■ TASK DESCRIPTION ■
Edit the listing lines from the line with "forecast-max: 20ºC — [320, 611, 347, 625]" to the line with "summary-body: Global RTM", replacing "header-bar" with "top-bar" and leaving everything else unchanged.

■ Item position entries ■
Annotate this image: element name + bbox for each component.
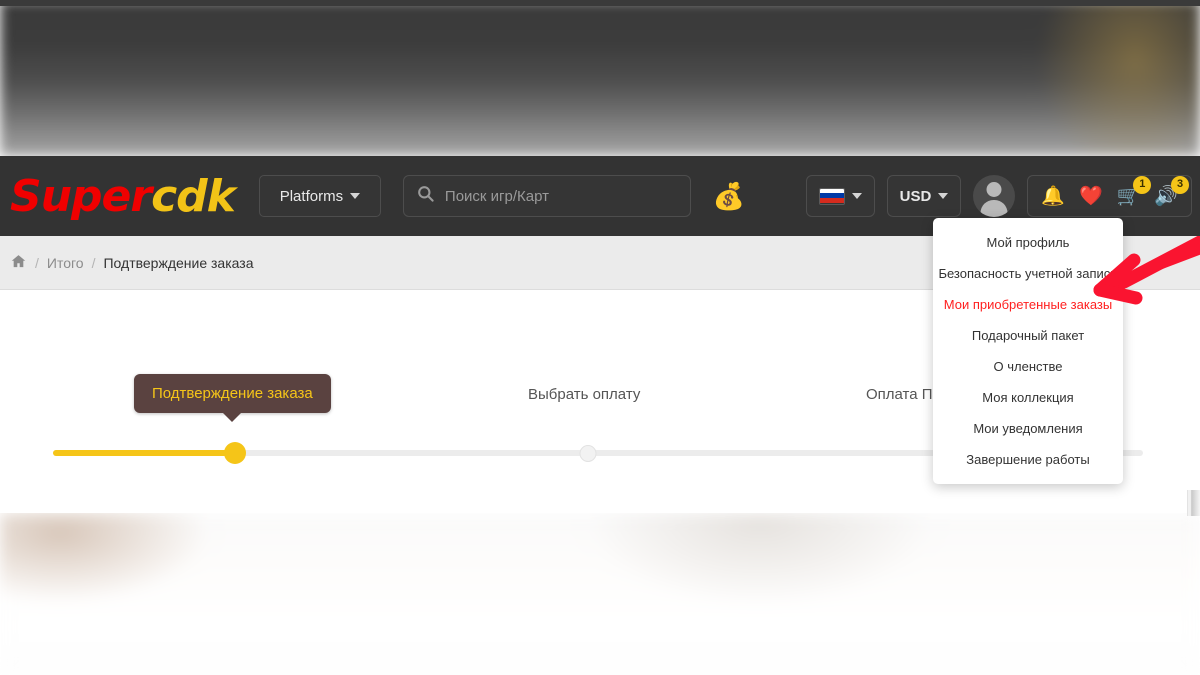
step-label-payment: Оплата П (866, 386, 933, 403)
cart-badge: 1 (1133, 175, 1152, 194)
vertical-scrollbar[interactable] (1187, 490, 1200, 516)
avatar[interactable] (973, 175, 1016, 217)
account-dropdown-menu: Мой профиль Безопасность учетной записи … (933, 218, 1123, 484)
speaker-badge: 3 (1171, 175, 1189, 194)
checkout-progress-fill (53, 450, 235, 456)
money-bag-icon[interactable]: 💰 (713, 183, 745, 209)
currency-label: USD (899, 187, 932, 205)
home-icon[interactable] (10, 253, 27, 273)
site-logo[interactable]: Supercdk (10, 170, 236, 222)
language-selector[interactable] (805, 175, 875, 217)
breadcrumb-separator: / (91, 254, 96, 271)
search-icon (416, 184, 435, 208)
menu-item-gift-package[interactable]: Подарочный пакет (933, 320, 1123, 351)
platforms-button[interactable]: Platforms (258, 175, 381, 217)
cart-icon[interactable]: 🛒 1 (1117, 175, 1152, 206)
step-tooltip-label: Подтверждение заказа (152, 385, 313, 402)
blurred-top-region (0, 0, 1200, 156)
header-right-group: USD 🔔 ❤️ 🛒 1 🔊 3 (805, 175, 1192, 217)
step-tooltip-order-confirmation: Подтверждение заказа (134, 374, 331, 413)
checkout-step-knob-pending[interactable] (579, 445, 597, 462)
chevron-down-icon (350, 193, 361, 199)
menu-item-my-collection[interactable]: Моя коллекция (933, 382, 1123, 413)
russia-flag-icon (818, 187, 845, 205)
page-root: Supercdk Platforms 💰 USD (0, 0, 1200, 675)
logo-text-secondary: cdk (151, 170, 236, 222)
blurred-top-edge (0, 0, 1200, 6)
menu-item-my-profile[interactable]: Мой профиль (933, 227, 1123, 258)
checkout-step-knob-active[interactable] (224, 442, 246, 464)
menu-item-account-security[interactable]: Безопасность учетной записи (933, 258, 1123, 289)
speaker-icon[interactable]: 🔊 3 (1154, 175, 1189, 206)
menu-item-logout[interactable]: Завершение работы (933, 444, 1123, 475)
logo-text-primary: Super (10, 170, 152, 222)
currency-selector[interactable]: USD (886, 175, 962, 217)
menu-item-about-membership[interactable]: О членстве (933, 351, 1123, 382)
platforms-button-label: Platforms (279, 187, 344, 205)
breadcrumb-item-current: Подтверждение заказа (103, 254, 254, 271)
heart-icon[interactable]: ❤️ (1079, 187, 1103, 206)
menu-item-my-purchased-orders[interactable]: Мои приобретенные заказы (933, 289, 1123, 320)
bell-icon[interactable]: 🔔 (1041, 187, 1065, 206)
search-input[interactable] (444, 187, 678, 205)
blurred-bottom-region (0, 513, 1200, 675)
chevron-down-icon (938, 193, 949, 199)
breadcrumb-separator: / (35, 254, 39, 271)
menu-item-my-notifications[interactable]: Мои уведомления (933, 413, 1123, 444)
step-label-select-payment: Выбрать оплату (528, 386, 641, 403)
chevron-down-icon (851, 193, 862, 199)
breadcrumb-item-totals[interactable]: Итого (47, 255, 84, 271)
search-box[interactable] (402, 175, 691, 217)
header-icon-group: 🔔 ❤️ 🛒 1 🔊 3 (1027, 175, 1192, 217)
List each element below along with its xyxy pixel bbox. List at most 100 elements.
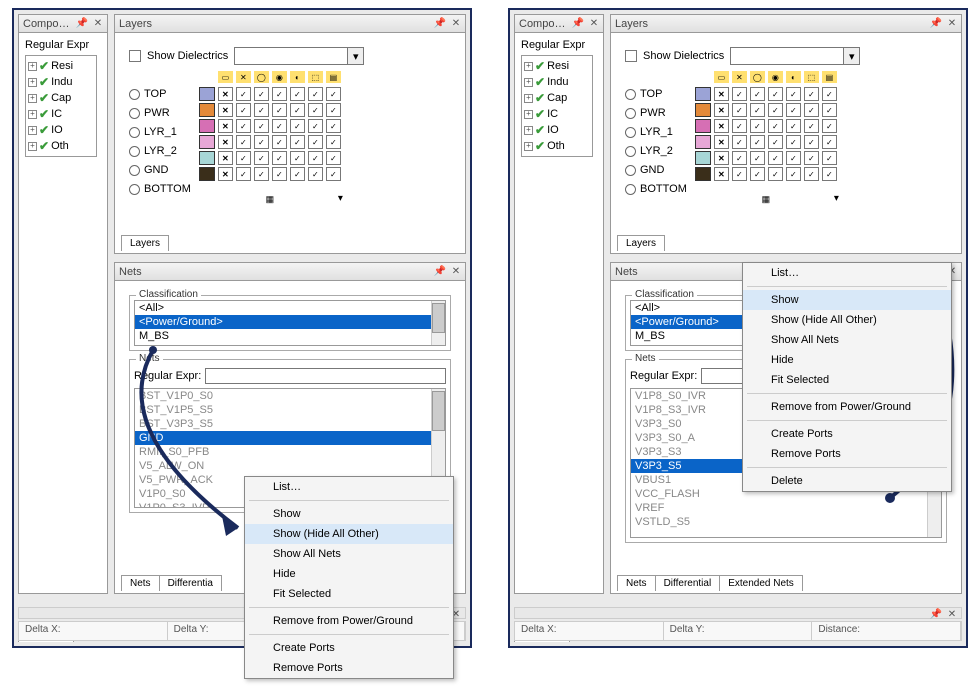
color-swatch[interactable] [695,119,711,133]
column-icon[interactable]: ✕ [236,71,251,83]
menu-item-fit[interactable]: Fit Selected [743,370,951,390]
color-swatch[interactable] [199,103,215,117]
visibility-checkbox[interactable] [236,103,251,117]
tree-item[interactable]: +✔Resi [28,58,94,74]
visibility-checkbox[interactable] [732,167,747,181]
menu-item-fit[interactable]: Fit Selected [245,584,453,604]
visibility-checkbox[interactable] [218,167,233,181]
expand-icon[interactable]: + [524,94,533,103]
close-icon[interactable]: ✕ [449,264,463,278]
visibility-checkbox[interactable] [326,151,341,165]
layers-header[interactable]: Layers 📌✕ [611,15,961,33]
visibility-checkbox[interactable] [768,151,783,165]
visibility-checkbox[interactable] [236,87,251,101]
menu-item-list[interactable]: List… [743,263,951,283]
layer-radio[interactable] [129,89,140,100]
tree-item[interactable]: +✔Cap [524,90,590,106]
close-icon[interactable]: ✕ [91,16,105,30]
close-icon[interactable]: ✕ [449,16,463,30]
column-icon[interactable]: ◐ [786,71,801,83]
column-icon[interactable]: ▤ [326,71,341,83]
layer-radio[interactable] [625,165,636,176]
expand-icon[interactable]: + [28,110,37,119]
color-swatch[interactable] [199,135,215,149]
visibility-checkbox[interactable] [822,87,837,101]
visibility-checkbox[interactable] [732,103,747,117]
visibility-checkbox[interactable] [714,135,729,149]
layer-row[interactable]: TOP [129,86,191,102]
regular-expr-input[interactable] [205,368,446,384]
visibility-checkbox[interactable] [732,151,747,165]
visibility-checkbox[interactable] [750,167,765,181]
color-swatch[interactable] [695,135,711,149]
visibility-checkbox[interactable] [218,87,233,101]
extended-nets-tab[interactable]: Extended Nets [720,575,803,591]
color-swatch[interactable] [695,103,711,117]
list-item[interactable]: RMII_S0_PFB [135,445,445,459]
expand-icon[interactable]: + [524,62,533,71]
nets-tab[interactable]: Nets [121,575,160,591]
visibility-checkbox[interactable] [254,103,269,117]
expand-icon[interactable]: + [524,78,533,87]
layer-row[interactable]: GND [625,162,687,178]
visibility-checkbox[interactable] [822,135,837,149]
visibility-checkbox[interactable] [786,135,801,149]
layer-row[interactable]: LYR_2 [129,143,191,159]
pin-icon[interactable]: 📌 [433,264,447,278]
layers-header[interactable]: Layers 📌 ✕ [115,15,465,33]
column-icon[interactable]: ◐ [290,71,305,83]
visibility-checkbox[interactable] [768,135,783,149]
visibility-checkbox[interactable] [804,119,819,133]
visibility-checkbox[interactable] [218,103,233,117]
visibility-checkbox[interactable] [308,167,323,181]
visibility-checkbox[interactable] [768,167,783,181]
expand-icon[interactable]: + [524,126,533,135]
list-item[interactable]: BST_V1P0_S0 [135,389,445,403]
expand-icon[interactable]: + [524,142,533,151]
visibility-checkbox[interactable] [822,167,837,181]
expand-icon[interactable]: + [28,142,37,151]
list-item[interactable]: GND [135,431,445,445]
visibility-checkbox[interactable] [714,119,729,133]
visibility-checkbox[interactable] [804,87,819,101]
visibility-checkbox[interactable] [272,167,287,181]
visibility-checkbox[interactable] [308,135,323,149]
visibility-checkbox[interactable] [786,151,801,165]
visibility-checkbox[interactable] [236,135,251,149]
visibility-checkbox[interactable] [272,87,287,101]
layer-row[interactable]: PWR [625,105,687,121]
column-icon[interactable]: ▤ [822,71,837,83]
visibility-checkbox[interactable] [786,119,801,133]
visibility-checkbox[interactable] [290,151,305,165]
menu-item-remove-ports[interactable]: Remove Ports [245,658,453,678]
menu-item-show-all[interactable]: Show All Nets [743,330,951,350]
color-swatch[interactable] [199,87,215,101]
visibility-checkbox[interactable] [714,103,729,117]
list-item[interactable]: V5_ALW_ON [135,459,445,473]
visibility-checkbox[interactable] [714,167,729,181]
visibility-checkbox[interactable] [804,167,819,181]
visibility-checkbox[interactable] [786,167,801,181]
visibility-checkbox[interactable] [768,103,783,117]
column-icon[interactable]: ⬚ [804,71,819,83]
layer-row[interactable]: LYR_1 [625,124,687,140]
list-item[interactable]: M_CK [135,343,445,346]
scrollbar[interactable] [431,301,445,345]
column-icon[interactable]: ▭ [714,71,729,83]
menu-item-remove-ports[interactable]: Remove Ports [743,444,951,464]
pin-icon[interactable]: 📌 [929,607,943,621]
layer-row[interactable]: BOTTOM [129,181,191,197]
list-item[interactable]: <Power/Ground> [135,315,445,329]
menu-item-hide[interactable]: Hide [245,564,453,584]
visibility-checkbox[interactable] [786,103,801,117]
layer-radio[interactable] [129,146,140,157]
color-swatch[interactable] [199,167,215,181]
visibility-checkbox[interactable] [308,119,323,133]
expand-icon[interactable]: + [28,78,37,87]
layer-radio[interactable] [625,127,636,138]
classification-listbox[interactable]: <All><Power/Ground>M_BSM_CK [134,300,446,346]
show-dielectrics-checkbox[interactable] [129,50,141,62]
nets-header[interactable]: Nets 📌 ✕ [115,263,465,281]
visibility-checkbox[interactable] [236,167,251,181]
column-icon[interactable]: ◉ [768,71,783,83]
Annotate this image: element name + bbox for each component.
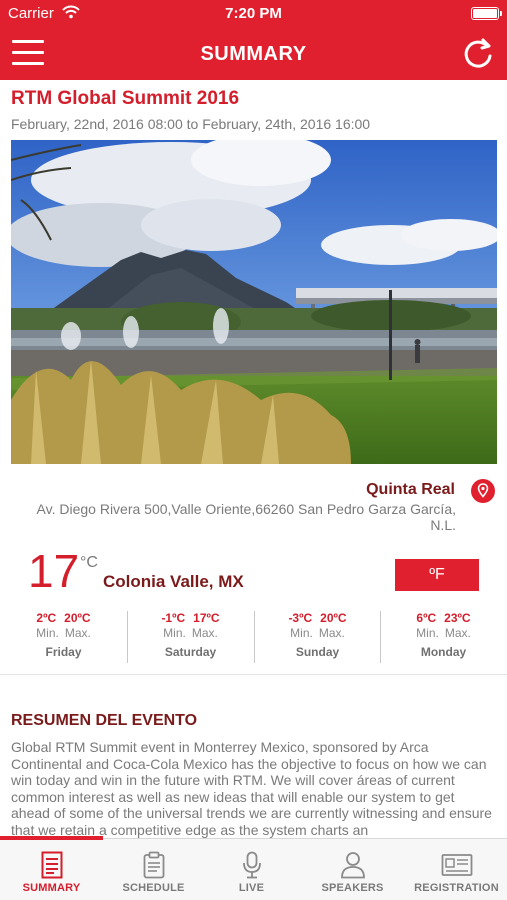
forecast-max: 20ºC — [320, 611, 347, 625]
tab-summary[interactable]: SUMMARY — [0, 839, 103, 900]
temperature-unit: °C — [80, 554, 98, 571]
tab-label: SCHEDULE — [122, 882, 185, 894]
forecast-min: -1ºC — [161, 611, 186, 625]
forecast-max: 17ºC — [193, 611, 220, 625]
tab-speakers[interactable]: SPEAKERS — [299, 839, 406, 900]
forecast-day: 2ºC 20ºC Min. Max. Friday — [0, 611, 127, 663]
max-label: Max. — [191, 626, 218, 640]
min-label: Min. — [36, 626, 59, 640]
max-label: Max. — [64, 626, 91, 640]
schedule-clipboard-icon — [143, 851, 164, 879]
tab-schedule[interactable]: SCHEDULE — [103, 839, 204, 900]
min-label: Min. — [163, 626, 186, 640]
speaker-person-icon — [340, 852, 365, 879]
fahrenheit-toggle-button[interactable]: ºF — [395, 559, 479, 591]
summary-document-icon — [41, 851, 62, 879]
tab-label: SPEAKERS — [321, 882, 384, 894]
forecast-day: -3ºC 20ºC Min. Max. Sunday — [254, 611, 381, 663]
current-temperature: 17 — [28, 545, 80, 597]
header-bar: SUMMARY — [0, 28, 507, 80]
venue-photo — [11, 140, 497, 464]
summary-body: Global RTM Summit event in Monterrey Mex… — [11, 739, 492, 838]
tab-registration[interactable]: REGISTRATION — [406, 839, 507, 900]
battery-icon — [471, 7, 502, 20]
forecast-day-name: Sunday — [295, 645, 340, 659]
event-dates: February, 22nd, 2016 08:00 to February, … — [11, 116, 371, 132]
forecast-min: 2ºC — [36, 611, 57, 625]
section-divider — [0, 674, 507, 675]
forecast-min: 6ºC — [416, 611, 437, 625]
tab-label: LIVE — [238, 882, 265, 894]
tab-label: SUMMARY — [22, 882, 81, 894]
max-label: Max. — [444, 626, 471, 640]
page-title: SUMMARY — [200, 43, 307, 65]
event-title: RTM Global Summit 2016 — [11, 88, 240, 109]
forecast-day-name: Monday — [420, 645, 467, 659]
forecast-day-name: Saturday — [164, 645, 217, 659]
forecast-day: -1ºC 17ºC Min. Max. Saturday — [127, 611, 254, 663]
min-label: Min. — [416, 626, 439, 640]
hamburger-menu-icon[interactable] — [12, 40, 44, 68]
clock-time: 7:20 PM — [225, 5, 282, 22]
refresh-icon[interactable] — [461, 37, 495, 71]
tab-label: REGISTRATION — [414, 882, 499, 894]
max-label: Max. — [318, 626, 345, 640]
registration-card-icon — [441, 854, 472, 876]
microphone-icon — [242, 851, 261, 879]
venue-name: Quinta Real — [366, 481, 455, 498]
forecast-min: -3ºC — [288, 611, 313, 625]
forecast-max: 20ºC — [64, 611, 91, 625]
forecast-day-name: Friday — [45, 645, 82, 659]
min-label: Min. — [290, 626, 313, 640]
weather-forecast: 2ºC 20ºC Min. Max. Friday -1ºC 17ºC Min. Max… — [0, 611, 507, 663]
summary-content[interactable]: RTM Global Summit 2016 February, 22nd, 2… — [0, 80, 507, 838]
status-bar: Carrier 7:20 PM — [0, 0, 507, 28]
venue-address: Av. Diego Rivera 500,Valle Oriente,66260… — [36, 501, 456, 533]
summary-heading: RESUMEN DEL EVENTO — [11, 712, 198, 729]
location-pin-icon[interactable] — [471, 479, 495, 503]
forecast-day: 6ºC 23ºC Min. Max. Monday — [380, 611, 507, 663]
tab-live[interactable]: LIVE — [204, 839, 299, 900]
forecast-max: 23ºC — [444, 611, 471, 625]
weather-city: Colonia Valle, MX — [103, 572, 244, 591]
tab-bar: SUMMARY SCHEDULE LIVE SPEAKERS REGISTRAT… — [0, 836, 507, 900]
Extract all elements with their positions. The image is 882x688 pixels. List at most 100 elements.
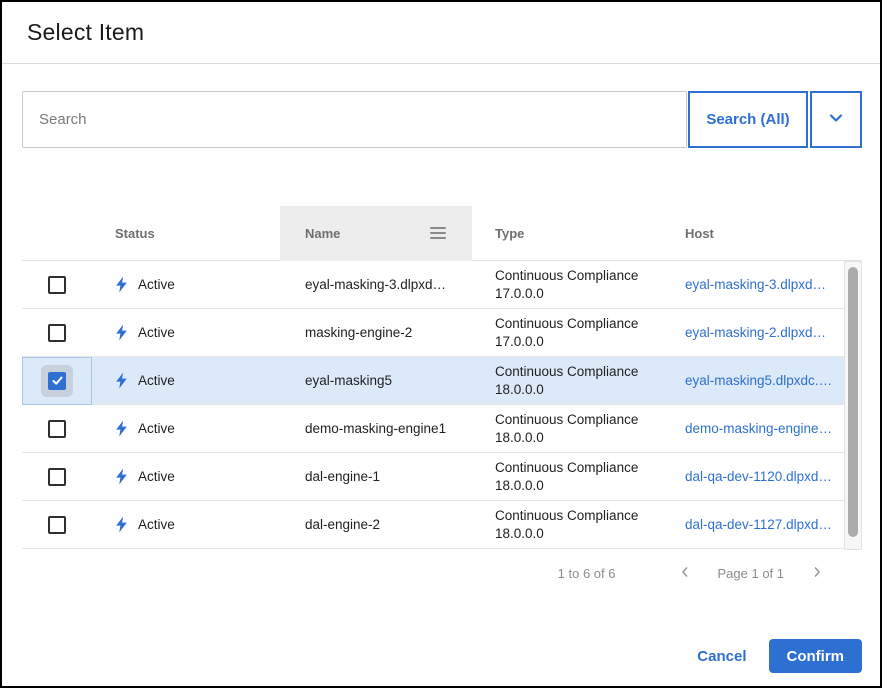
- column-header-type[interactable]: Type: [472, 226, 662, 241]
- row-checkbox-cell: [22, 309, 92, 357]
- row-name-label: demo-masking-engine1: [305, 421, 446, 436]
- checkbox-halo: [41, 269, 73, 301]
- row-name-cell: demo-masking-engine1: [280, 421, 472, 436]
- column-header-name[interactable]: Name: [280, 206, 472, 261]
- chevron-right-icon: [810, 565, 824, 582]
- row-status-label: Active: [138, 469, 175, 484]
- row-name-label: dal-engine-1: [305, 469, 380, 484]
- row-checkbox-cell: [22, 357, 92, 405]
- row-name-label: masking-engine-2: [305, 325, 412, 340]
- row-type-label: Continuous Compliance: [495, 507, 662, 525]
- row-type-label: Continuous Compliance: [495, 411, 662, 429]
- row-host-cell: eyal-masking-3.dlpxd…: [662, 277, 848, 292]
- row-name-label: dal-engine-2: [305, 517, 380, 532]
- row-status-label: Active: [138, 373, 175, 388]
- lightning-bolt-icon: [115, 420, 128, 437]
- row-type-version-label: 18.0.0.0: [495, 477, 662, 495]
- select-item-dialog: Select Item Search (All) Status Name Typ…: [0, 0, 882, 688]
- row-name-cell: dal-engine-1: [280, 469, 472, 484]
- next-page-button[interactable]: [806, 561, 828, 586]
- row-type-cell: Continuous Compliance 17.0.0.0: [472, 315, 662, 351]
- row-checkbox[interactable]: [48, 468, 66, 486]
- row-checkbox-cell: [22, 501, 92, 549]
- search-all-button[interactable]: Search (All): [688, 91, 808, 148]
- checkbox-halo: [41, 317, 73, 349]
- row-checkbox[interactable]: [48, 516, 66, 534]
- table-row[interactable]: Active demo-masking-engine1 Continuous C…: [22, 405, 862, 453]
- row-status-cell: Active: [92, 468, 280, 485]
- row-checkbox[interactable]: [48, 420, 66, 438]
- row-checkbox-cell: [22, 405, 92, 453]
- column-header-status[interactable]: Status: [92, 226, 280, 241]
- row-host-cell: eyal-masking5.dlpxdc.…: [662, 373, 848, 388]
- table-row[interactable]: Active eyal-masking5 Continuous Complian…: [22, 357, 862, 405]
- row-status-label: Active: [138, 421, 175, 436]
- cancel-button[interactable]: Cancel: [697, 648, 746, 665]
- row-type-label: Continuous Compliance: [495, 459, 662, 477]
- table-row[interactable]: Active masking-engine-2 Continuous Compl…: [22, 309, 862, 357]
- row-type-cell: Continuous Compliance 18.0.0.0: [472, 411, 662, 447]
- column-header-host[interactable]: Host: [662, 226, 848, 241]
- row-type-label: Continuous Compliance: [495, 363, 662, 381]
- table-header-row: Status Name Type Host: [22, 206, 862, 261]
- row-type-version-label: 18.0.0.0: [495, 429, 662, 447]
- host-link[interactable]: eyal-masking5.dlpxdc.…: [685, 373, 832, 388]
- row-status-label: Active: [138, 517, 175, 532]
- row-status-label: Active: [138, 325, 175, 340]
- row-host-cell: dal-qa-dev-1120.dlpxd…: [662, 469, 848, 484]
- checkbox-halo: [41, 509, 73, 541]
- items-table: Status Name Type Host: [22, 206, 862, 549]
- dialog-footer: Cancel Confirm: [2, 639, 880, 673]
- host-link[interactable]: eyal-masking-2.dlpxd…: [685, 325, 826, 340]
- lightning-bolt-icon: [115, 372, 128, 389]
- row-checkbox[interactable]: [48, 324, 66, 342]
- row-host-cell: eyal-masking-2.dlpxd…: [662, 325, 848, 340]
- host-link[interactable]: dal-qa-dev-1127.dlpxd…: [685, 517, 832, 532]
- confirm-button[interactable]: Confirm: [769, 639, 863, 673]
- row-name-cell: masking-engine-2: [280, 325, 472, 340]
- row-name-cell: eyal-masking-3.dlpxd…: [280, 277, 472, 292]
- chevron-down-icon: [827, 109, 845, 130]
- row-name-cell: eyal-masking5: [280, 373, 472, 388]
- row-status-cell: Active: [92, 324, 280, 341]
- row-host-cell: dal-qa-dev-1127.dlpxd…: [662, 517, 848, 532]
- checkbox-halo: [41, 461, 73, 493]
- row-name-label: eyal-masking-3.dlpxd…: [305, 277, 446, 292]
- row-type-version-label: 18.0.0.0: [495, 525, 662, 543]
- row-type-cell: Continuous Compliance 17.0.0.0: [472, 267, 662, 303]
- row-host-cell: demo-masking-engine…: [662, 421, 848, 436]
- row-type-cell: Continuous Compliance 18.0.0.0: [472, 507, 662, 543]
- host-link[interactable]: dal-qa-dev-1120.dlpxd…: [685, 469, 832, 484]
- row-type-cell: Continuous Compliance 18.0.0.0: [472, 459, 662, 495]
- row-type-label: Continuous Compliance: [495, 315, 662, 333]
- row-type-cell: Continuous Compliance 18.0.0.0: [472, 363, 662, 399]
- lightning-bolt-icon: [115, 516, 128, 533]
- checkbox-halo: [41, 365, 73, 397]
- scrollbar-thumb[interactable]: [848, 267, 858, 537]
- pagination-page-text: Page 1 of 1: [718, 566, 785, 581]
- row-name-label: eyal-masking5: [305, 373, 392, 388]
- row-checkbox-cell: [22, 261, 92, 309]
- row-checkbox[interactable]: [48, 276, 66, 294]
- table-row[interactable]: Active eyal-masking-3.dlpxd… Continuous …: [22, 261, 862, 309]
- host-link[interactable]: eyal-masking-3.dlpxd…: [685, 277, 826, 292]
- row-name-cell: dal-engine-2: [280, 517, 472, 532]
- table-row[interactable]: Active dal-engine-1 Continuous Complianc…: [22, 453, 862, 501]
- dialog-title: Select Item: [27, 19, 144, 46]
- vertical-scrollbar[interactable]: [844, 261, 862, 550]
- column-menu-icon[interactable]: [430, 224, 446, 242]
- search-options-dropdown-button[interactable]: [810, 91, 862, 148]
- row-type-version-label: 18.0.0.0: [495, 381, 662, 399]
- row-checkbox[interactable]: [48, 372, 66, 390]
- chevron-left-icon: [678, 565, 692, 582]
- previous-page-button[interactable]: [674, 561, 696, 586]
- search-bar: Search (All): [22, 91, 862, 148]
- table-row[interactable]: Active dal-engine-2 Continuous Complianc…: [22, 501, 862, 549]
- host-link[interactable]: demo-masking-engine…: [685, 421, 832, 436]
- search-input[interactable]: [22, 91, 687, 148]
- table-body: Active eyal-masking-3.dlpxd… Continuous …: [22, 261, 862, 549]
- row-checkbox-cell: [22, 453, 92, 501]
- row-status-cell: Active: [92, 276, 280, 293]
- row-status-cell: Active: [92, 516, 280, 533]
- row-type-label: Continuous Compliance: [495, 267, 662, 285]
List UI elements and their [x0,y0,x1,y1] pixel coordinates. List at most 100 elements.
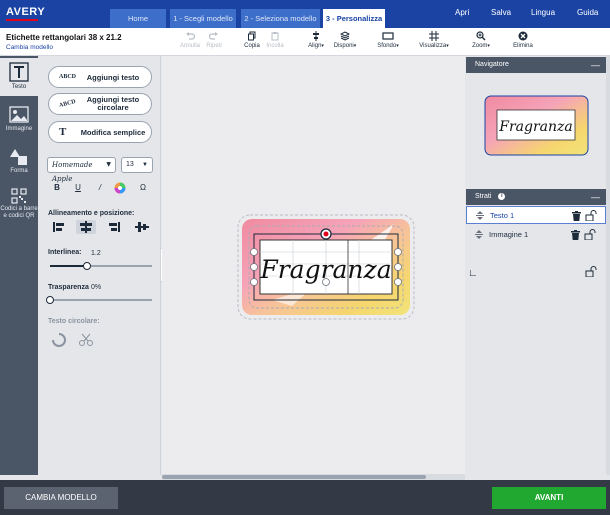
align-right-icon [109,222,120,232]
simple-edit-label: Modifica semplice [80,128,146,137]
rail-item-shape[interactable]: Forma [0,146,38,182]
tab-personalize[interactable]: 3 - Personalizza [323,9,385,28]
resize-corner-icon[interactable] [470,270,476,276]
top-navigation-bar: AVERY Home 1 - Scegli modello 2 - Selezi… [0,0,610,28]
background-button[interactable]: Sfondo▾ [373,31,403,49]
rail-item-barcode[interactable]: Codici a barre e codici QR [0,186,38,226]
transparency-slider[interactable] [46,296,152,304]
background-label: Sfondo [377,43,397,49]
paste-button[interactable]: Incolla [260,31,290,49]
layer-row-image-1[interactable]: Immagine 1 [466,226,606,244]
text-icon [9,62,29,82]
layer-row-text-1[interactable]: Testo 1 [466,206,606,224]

■ COMPLETED TASK ■
forecast-max: 20ºC — [320, 611, 347, 625]
tab-summary[interactable]: SUMMARY — [0, 839, 103, 900]
temperature-unit: °C — [80, 554, 98, 571]
tab-label: SCHEDULE — [122, 882, 185, 894]
forecast-min: -1ºC — [161, 611, 186, 625]
forecast-max: 17ºC — [193, 611, 220, 625]
tab-speakers[interactable]: SPEAKERS — [299, 839, 406, 900]
forecast-day: 2ºC 20ºC Min. Max. Friday — [0, 611, 127, 663]
max-label: Max. — [191, 626, 218, 640]
min-label: Min. — [36, 626, 59, 640]
max-label: Max. — [64, 626, 91, 640]
schedule-clipboard-icon — [143, 851, 164, 879]
tab-schedule[interactable]: SCHEDULE — [103, 839, 204, 900]
min-label: Min. — [163, 626, 186, 640]
speaker-person-icon — [340, 852, 365, 879]
fahrenheit-toggle-button[interactable]: ºF — [395, 559, 479, 591]
summary-document-icon — [41, 851, 62, 879]
tab-label: SPEAKERS — [321, 882, 384, 894]
forecast-day: -3ºC 20ºC Min. Max. Sunday — [254, 611, 381, 663]
current-temperature: 17 — [28, 545, 80, 597]
top-bar: SUMMARY — [0, 28, 507, 80]
venue-photo — [11, 140, 497, 464]
summary-body: Global RTM Summit event in Monterrey Mex… — [11, 739, 492, 838]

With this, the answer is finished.